## INSTRUCTION
Without omitting anything, retype the data that follows.

## LISTED RECORDS
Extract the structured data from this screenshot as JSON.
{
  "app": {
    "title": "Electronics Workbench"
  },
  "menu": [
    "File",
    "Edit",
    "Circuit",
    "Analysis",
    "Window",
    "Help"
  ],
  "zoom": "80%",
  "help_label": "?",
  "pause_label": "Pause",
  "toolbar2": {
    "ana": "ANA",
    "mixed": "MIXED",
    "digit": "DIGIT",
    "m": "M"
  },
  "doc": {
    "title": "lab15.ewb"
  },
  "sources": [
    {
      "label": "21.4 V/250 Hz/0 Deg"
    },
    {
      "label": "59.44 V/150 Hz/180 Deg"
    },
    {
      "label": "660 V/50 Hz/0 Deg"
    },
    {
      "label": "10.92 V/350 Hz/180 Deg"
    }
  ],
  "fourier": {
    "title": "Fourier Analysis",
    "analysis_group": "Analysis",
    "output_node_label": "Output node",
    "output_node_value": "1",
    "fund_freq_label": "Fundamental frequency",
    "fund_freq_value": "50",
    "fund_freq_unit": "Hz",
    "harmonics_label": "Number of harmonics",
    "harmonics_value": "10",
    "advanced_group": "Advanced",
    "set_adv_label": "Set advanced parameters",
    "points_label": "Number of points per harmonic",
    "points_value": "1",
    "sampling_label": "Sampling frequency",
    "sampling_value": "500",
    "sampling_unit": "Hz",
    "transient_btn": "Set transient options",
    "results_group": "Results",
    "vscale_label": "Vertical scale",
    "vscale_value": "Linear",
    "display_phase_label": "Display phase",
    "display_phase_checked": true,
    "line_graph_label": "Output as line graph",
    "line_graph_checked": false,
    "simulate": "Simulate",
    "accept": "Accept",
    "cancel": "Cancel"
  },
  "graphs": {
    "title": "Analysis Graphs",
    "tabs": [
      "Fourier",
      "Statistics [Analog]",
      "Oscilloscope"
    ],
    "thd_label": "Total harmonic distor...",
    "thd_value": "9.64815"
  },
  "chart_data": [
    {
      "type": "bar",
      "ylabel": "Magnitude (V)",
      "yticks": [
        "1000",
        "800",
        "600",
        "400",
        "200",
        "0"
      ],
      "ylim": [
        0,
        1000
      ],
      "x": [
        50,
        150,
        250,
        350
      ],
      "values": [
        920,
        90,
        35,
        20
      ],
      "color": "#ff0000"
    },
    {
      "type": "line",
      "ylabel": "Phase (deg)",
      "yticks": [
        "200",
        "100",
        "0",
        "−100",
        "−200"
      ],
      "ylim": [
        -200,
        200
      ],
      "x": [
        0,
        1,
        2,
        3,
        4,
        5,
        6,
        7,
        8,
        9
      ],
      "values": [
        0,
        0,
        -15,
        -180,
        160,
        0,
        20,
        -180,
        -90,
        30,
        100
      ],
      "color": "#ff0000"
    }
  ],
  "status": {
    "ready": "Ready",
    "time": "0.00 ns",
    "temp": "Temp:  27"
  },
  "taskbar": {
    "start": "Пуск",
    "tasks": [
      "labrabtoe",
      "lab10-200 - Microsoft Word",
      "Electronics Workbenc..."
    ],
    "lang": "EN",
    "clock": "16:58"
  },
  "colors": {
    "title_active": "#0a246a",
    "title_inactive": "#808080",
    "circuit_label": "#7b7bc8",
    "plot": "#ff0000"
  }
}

## THE ANSWER
Extract the structured data from this screenshot as JSON.
{
  "app": {
    "title": "Electronics Workbench"
  },
  "menu": [
    "File",
    "Edit",
    "Circuit",
    "Analysis",
    "Window",
    "Help"
  ],
  "zoom": "80%",
  "help_label": "?",
  "pause_label": "Pause",
  "toolbar2": {
    "ana": "ANA",
    "mixed": "MIXED",
    "digit": "DIGIT",
    "m": "M"
  },
  "doc": {
    "title": "lab15.ewb"
  },
  "sources": [
    {
      "label": "21.4 V/250 Hz/0 Deg"
    },
    {
      "label": "59.44 V/150 Hz/180 Deg"
    },
    {
      "label": "660 V/50 Hz/0 Deg"
    },
    {
      "label": "10.92 V/350 Hz/180 Deg"
    }
  ],
  "fourier": {
    "title": "Fourier Analysis",
    "analysis_group": "Analysis",
    "output_node_label": "Output node",
    "output_node_value": "1",
    "fund_freq_label": "Fundamental frequency",
    "fund_freq_value": "50",
    "fund_freq_unit": "Hz",
    "harmonics_label": "Number of harmonics",
    "harmonics_value": "10",
    "advanced_group": "Advanced",
    "set_adv_label": "Set advanced parameters",
    "points_label": "Number of points per harmonic",
    "points_value": "1",
    "sampling_label": "Sampling frequency",
    "sampling_value": "500",
    "sampling_unit": "Hz",
    "transient_btn": "Set transient options",
    "results_group": "Results",
    "vscale_label": "Vertical scale",
    "vscale_value": "Linear",
    "display_phase_label": "Display phase",
    "display_phase_checked": true,
    "line_graph_label": "Output as line graph",
    "line_graph_checked": false,
    "simulate": "Simulate",
    "accept": "Accept",
    "cancel": "Cancel"
  },
  "graphs": {
    "title": "Analysis Graphs",
    "tabs": [
      "Fourier",
      "Statistics [Analog]",
      "Oscilloscope"
    ],
    "thd_label": "Total harmonic distor...",
    "thd_value": "9.64815"
  },
  "chart_data": [
    {
      "type": "bar",
      "ylabel": "Magnitude (V)",
      "yticks": [
        "1000",
        "800",
        "600",
        "400",
        "200",
        "0"
      ],
      "ylim": [
        0,
        1000
      ],
      "x": [
        50,
        150,
        250,
        350
      ],
      "values": [
        920,
        90,
        35,
        20
      ],
      "color": "#ff0000"
    },
    {
      "type": "line",
      "ylabel": "Phase (deg)",
      "yticks": [
        "200",
        "100",
        "0",
        "−100",
        "−200"
      ],
      "ylim": [
        -200,
        200
      ],
      "x": [
        0,
        1,
        2,
        3,
        4,
        5,
        6,
        7,
        8,
        9
      ],
      "values": [
        0,
        0,
        -15,
        -180,
        160,
        0,
        20,
        -180,
        -90,
        30,
        100
      ],
      "color": "#ff0000"
    }
  ],
  "status": {
    "ready": "Ready",
    "time": "0.00 ns",
    "temp": "Temp:  27"
  },
  "taskbar": {
    "start": "Пуск",
    "tasks": [
      "labrabtoe",
      "lab10-200 - Microsoft Word",
      "Electronics Workbenc..."
    ],
    "lang": "EN",
    "clock": "16:58"
  },
  "colors": {
    "title_active": "#0a246a",
    "title_inactive": "#808080",
    "circuit_label": "#7b7bc8",
    "plot": "#ff0000"
  }
}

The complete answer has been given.